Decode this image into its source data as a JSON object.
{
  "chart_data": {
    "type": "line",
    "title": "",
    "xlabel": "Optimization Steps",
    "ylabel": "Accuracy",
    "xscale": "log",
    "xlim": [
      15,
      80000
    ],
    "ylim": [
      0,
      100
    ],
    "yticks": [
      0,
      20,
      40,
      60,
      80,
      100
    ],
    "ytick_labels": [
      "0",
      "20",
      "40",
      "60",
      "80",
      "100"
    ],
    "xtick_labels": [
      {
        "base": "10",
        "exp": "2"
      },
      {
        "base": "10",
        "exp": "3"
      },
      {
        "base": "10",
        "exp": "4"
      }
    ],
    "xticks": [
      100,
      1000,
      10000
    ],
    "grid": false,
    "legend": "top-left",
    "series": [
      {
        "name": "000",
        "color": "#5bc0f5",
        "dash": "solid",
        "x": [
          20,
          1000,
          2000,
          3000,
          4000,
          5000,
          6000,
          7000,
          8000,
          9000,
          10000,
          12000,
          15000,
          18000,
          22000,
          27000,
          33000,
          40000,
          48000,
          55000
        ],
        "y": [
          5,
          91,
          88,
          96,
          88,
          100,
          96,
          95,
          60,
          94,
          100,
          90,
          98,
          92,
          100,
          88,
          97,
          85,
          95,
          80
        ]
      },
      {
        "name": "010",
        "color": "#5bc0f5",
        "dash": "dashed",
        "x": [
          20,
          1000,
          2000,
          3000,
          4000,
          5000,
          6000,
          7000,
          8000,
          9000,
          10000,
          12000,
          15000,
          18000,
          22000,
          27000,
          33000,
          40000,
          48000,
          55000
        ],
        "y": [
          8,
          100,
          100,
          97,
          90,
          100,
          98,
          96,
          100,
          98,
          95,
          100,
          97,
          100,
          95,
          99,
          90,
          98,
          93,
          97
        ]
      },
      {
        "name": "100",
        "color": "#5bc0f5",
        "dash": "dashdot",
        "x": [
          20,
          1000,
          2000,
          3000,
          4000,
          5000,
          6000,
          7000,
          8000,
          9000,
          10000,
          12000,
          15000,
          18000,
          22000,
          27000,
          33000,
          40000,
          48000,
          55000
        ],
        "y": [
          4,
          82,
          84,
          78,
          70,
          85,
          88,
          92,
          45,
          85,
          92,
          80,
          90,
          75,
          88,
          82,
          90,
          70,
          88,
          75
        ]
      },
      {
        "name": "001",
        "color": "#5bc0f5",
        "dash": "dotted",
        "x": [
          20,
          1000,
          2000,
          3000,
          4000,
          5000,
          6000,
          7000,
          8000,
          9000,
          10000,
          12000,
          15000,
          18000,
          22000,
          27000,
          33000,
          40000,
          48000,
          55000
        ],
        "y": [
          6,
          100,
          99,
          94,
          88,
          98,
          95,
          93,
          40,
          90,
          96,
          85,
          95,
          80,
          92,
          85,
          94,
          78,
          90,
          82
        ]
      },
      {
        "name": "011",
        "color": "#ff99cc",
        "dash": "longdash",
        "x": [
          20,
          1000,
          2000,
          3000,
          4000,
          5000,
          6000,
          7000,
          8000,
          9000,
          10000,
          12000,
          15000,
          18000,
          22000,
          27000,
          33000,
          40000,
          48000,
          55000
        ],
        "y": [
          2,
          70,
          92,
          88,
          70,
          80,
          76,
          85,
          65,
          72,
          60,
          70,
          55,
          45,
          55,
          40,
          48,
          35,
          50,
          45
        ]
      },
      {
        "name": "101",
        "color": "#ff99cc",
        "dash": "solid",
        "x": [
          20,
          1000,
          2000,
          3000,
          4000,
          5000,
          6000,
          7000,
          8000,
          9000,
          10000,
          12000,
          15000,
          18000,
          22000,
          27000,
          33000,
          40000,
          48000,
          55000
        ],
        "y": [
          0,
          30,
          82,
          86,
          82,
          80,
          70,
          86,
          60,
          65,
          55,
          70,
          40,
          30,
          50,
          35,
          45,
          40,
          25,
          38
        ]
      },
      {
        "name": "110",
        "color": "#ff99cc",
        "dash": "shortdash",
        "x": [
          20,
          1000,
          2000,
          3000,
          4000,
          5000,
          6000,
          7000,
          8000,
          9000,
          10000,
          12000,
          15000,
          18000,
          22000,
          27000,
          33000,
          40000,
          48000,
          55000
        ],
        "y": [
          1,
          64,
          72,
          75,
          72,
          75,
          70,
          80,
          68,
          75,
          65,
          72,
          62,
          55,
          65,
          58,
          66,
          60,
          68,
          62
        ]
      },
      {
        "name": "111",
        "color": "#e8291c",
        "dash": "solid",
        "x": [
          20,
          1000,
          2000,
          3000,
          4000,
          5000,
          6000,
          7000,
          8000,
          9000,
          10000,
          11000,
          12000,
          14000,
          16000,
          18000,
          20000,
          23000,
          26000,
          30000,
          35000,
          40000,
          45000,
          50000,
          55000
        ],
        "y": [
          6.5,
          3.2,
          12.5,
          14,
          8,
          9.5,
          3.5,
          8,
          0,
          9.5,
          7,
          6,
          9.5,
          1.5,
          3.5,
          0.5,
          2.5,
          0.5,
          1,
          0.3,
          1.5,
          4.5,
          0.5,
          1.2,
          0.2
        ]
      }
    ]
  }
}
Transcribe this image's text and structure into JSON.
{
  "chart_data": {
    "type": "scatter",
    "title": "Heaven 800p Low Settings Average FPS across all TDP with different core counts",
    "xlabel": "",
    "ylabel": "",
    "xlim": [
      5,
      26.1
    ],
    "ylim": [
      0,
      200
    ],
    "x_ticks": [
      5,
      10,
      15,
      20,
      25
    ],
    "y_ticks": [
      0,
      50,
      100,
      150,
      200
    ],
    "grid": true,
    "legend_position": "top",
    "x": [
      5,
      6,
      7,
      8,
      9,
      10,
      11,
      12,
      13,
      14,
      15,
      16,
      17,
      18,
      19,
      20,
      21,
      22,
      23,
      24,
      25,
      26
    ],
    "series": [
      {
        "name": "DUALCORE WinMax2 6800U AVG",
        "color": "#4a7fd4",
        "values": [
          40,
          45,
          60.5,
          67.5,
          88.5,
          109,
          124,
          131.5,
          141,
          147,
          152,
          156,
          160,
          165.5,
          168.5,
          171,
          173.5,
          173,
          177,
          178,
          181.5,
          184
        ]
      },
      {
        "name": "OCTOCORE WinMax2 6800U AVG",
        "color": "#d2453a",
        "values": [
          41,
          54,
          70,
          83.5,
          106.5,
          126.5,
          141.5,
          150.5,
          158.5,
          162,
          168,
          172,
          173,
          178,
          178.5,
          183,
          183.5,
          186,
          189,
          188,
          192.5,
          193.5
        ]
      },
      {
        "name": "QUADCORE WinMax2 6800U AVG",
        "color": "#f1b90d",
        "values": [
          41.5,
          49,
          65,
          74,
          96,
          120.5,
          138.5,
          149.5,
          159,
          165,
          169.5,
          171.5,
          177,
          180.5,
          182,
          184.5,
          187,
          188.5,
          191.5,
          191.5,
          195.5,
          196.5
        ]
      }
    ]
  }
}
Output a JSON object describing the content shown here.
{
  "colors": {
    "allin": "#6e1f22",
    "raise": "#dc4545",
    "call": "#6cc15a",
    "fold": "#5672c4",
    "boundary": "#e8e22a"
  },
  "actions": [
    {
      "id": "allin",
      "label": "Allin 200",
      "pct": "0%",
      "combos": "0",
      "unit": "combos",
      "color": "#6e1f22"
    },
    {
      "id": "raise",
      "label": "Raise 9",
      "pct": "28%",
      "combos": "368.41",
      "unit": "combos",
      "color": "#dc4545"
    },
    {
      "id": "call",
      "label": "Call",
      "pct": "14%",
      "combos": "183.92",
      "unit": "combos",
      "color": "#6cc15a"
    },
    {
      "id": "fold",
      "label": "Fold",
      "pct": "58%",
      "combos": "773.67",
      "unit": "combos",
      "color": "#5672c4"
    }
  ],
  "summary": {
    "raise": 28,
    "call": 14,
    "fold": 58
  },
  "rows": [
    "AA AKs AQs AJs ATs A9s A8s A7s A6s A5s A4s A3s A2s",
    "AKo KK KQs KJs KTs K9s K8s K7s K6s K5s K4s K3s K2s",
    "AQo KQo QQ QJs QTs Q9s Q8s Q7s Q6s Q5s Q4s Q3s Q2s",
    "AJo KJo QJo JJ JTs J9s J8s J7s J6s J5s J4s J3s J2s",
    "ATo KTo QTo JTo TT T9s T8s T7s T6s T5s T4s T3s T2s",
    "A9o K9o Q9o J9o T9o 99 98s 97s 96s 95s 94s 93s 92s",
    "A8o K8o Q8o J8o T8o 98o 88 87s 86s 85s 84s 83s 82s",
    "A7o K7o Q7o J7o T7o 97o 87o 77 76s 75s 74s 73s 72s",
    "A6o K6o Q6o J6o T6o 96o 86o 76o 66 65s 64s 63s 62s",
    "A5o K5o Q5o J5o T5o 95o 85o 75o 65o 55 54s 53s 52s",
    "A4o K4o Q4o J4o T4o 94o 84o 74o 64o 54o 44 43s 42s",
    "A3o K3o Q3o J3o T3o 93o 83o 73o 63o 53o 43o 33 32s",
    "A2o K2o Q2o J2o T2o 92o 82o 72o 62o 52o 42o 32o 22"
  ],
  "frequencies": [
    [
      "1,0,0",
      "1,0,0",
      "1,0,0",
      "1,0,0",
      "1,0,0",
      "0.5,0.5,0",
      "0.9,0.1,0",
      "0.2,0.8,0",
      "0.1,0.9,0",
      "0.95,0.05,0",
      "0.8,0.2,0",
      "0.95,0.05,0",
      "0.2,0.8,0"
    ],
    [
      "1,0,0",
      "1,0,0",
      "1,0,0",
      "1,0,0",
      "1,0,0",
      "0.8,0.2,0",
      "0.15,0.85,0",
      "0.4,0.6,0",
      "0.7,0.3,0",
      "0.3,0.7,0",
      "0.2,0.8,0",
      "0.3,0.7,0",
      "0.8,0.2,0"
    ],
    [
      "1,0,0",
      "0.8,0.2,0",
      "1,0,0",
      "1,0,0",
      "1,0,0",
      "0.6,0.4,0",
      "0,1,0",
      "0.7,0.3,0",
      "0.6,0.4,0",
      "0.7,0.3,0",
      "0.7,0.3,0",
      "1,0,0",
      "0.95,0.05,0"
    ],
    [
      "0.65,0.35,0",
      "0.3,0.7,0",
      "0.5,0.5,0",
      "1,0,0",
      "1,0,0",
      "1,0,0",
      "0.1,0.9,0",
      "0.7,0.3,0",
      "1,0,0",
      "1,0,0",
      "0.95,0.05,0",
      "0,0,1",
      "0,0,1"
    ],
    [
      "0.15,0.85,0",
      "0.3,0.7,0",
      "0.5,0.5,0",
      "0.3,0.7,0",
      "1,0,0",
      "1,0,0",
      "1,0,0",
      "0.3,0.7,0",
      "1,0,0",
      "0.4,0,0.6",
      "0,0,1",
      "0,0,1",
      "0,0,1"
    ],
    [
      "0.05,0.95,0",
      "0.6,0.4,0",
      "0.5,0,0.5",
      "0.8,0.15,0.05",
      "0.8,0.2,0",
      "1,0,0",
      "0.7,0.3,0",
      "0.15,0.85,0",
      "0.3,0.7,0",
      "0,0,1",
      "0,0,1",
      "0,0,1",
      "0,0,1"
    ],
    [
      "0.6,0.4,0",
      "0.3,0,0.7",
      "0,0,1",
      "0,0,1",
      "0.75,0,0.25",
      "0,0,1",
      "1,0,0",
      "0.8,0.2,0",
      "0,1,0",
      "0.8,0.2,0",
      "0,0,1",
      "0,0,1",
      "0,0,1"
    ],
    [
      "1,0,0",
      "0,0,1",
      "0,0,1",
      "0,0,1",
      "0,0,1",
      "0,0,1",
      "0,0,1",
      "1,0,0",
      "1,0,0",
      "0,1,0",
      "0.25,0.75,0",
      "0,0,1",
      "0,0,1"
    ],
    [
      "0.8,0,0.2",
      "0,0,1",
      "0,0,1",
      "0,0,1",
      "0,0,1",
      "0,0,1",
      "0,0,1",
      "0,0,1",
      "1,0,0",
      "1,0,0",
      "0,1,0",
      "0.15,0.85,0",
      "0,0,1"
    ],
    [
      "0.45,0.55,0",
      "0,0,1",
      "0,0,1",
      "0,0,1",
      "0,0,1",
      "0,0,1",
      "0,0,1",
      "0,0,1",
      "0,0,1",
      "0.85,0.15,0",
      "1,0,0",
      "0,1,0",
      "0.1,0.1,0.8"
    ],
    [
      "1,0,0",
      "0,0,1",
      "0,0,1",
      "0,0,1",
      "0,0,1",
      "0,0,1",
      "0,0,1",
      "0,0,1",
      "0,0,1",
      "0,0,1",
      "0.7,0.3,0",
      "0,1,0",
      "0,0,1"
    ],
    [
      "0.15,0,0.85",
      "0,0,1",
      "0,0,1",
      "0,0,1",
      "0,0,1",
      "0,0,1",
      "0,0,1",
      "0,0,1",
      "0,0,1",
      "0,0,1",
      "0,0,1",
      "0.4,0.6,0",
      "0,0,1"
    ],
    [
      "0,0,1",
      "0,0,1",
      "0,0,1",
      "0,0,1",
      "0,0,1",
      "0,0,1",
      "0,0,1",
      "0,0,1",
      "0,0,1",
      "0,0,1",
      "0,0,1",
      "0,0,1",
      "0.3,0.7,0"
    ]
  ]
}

PROMPT: In the material above, find each line that contains the word "title", and select it.

SOLUTION BELOW:
    "title": "",
    "title": "Heaven 800p Low Settings Average FPS across all TDP with different core counts",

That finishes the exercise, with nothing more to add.